Dataset excerpt:
§ §
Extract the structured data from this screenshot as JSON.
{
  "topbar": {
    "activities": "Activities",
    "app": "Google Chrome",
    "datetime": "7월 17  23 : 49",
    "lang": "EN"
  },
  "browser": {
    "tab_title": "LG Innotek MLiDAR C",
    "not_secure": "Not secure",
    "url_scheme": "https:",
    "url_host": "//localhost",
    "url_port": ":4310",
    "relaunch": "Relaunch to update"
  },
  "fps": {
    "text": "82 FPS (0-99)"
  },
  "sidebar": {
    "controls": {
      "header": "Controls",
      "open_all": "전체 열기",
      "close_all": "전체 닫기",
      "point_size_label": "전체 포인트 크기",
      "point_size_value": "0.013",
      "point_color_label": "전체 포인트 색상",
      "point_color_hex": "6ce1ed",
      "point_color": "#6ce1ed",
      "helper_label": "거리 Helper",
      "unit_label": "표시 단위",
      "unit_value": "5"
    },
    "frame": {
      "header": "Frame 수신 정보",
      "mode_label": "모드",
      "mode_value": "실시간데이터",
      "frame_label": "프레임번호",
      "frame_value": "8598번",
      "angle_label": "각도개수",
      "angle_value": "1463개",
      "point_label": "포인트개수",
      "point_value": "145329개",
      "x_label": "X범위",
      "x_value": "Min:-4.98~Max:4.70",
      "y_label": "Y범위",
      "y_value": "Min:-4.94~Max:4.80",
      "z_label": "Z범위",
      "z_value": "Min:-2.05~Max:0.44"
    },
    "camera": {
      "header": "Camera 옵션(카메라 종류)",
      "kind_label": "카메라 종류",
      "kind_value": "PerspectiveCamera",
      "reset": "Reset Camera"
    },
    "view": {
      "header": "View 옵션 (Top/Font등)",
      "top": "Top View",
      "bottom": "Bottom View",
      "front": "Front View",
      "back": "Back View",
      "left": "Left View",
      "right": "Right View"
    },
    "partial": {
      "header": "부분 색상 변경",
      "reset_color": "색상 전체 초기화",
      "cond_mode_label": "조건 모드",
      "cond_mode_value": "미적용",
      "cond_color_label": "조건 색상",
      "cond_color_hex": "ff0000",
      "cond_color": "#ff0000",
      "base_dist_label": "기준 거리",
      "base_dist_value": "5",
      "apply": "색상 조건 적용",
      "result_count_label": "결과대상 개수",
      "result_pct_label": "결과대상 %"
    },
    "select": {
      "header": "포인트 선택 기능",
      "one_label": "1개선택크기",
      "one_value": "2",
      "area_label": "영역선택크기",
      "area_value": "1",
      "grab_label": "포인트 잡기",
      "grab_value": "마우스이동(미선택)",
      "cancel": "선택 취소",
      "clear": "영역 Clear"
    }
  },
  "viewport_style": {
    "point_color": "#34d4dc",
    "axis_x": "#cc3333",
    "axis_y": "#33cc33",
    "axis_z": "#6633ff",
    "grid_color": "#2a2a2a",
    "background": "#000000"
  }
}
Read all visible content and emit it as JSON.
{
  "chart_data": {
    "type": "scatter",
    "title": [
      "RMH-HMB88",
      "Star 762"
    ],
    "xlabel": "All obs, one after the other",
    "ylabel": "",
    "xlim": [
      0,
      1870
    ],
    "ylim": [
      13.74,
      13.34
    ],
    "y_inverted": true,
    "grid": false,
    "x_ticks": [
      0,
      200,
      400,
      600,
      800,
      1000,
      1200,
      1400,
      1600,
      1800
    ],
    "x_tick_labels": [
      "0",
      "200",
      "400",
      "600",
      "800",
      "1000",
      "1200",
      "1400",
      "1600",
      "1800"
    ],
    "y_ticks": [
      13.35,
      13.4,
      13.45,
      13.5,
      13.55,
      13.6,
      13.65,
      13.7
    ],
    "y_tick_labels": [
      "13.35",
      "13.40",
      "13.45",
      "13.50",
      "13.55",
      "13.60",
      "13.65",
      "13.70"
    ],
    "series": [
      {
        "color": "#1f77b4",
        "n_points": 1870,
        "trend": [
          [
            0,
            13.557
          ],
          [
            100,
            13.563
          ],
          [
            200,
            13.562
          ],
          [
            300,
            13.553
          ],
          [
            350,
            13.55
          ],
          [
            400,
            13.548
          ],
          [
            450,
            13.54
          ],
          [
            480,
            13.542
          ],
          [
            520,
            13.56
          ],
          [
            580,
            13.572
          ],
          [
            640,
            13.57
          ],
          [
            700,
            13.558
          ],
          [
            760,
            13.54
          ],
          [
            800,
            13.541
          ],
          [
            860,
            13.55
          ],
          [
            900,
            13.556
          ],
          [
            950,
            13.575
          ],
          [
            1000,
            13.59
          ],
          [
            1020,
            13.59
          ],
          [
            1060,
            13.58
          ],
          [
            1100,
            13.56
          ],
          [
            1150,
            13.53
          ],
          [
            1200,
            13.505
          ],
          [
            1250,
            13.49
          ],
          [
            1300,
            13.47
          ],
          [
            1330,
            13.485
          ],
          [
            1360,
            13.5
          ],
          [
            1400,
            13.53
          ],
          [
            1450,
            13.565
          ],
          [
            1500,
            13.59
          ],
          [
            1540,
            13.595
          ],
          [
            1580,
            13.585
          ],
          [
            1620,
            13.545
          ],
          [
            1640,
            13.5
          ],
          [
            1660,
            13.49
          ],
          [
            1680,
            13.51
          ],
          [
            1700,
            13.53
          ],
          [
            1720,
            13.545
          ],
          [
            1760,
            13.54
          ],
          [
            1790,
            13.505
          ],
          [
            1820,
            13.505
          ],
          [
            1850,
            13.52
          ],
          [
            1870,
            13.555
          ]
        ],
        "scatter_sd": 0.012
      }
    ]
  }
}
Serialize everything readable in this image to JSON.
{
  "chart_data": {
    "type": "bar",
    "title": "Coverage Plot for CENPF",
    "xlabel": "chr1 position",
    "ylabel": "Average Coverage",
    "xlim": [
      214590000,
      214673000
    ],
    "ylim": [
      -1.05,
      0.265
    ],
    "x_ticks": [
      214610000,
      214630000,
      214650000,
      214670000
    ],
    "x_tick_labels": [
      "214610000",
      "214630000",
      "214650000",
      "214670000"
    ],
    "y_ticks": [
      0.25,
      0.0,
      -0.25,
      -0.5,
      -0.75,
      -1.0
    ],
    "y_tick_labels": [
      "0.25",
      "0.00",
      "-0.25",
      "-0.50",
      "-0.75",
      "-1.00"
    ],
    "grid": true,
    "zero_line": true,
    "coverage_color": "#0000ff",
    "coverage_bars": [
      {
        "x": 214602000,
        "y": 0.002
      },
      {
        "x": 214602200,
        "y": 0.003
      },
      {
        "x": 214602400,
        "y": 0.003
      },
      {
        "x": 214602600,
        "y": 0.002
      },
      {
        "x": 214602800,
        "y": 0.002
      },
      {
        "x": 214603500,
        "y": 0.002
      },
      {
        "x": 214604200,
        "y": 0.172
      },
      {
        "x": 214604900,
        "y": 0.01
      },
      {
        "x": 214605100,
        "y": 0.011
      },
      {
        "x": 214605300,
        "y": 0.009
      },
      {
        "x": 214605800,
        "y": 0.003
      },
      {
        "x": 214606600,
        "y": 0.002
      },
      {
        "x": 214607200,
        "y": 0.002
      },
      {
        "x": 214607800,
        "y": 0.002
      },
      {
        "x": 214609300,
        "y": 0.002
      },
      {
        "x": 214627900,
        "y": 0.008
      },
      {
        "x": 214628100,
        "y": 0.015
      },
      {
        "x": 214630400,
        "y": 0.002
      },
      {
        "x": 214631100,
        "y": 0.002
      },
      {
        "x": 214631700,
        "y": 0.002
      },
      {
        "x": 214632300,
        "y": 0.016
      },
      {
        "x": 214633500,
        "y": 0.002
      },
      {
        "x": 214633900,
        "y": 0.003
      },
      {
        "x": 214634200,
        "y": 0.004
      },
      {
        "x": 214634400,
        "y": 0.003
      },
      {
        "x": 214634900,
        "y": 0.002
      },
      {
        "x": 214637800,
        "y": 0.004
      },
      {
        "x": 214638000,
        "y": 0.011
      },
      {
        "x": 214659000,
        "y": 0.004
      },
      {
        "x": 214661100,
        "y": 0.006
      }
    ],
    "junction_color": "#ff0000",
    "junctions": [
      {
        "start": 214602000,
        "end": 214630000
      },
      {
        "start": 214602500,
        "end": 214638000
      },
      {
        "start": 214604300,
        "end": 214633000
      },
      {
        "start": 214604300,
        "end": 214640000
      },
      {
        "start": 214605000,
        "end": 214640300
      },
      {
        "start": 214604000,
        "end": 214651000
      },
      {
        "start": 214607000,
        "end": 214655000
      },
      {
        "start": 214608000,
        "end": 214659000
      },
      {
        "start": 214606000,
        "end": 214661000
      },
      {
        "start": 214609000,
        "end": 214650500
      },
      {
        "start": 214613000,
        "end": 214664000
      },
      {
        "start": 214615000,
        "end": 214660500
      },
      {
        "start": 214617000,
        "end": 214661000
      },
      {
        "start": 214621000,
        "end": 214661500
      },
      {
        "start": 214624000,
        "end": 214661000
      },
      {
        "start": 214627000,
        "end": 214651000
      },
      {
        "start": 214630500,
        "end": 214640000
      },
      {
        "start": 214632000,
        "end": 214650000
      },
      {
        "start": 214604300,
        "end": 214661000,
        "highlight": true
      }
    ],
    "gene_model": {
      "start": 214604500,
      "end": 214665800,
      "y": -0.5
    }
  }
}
§ §
Prompt:
Copy out every line of the data that includes "JSON".

Worked solution:
Extract the structured data from this screenshot as JSON.
Read all visible content and emit it as JSON.
Serialize everything readable in this image to JSON.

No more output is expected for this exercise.